Aim of the task - Without the pictures, copy the entries below word for word.

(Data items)
········

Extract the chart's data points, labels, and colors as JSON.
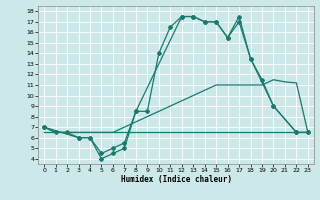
{
  "xlabel": "Humidex (Indice chaleur)",
  "xlim": [
    -0.5,
    23.5
  ],
  "ylim": [
    3.5,
    18.5
  ],
  "xticks": [
    0,
    1,
    2,
    3,
    4,
    5,
    6,
    7,
    8,
    9,
    10,
    11,
    12,
    13,
    14,
    15,
    16,
    17,
    18,
    19,
    20,
    21,
    22,
    23
  ],
  "yticks": [
    4,
    5,
    6,
    7,
    8,
    9,
    10,
    11,
    12,
    13,
    14,
    15,
    16,
    17,
    18
  ],
  "bg_color": "#cce8e8",
  "grid_color": "#ffffff",
  "line_color": "#1a7a6e",
  "curve1_no_marker": {
    "x": [
      0,
      1,
      2,
      3,
      4,
      5,
      6,
      7,
      8,
      9,
      10,
      11,
      12,
      13,
      14,
      15,
      16,
      17,
      18,
      19,
      20,
      21,
      22,
      23
    ],
    "y": [
      6.5,
      6.5,
      6.5,
      6.5,
      6.5,
      6.5,
      6.5,
      6.5,
      6.5,
      6.5,
      6.5,
      6.5,
      6.5,
      6.5,
      6.5,
      6.5,
      6.5,
      6.5,
      6.5,
      6.5,
      6.5,
      6.5,
      6.5,
      6.5
    ]
  },
  "curve2_no_marker": {
    "x": [
      0,
      1,
      2,
      3,
      4,
      5,
      6,
      7,
      8,
      9,
      10,
      11,
      12,
      13,
      14,
      15,
      16,
      17,
      18,
      19,
      20,
      21,
      22,
      23
    ],
    "y": [
      7.0,
      6.5,
      6.5,
      6.5,
      6.5,
      6.5,
      6.5,
      7.0,
      7.5,
      8.0,
      8.5,
      9.0,
      9.5,
      10.0,
      10.5,
      11.0,
      11.0,
      11.0,
      11.0,
      11.0,
      11.5,
      11.3,
      11.2,
      6.5
    ]
  },
  "curve3_marker": {
    "x": [
      0,
      1,
      2,
      3,
      4,
      5,
      6,
      7,
      8,
      9,
      10,
      11,
      12,
      13,
      14,
      15,
      16,
      17,
      18,
      19,
      20,
      22,
      23
    ],
    "y": [
      7.0,
      6.5,
      6.5,
      6.0,
      6.0,
      4.5,
      5.0,
      5.5,
      8.5,
      8.5,
      14.0,
      16.5,
      17.5,
      17.5,
      17.0,
      17.0,
      15.5,
      17.0,
      13.5,
      11.5,
      9.0,
      6.5,
      6.5
    ]
  },
  "curve4_marker": {
    "x": [
      0,
      3,
      4,
      5,
      6,
      7,
      8,
      12,
      13,
      14,
      15,
      16,
      17,
      18,
      20,
      22,
      23
    ],
    "y": [
      7.0,
      6.0,
      6.0,
      4.0,
      4.5,
      5.0,
      8.5,
      17.5,
      17.5,
      17.0,
      17.0,
      15.5,
      17.5,
      13.5,
      9.0,
      6.5,
      6.5
    ]
  }
}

········

The answer -
Extract the chart's data points, labels, and colors as JSON.
{
  "xlabel": "Humidex (Indice chaleur)",
  "xlim": [
    -0.5,
    23.5
  ],
  "ylim": [
    3.5,
    18.5
  ],
  "xticks": [
    0,
    1,
    2,
    3,
    4,
    5,
    6,
    7,
    8,
    9,
    10,
    11,
    12,
    13,
    14,
    15,
    16,
    17,
    18,
    19,
    20,
    21,
    22,
    23
  ],
  "yticks": [
    4,
    5,
    6,
    7,
    8,
    9,
    10,
    11,
    12,
    13,
    14,
    15,
    16,
    17,
    18
  ],
  "bg_color": "#cce8e8",
  "grid_color": "#ffffff",
  "line_color": "#1a7a6e",
  "curve1_no_marker": {
    "x": [
      0,
      1,
      2,
      3,
      4,
      5,
      6,
      7,
      8,
      9,
      10,
      11,
      12,
      13,
      14,
      15,
      16,
      17,
      18,
      19,
      20,
      21,
      22,
      23
    ],
    "y": [
      6.5,
      6.5,
      6.5,
      6.5,
      6.5,
      6.5,
      6.5,
      6.5,
      6.5,
      6.5,
      6.5,
      6.5,
      6.5,
      6.5,
      6.5,
      6.5,
      6.5,
      6.5,
      6.5,
      6.5,
      6.5,
      6.5,
      6.5,
      6.5
    ]
  },
  "curve2_no_marker": {
    "x": [
      0,
      1,
      2,
      3,
      4,
      5,
      6,
      7,
      8,
      9,
      10,
      11,
      12,
      13,
      14,
      15,
      16,
      17,
      18,
      19,
      20,
      21,
      22,
      23
    ],
    "y": [
      7.0,
      6.5,
      6.5,
      6.5,
      6.5,
      6.5,
      6.5,
      7.0,
      7.5,
      8.0,
      8.5,
      9.0,
      9.5,
      10.0,
      10.5,
      11.0,
      11.0,
      11.0,
      11.0,
      11.0,
      11.5,
      11.3,
      11.2,
      6.5
    ]
  },
  "curve3_marker": {
    "x": [
      0,
      1,
      2,
      3,
      4,
      5,
      6,
      7,
      8,
      9,
      10,
      11,
      12,
      13,
      14,
      15,
      16,
      17,
      18,
      19,
      20,
      22,
      23
    ],
    "y": [
      7.0,
      6.5,
      6.5,
      6.0,
      6.0,
      4.5,
      5.0,
      5.5,
      8.5,
      8.5,
      14.0,
      16.5,
      17.5,
      17.5,
      17.0,
      17.0,
      15.5,
      17.0,
      13.5,
      11.5,
      9.0,
      6.5,
      6.5
    ]
  },
  "curve4_marker": {
    "x": [
      0,
      3,
      4,
      5,
      6,
      7,
      8,
      12,
      13,
      14,
      15,
      16,
      17,
      18,
      20,
      22,
      23
    ],
    "y": [
      7.0,
      6.0,
      6.0,
      4.0,
      4.5,
      5.0,
      8.5,
      17.5,
      17.5,
      17.0,
      17.0,
      15.5,
      17.5,
      13.5,
      9.0,
      6.5,
      6.5
    ]
  }
}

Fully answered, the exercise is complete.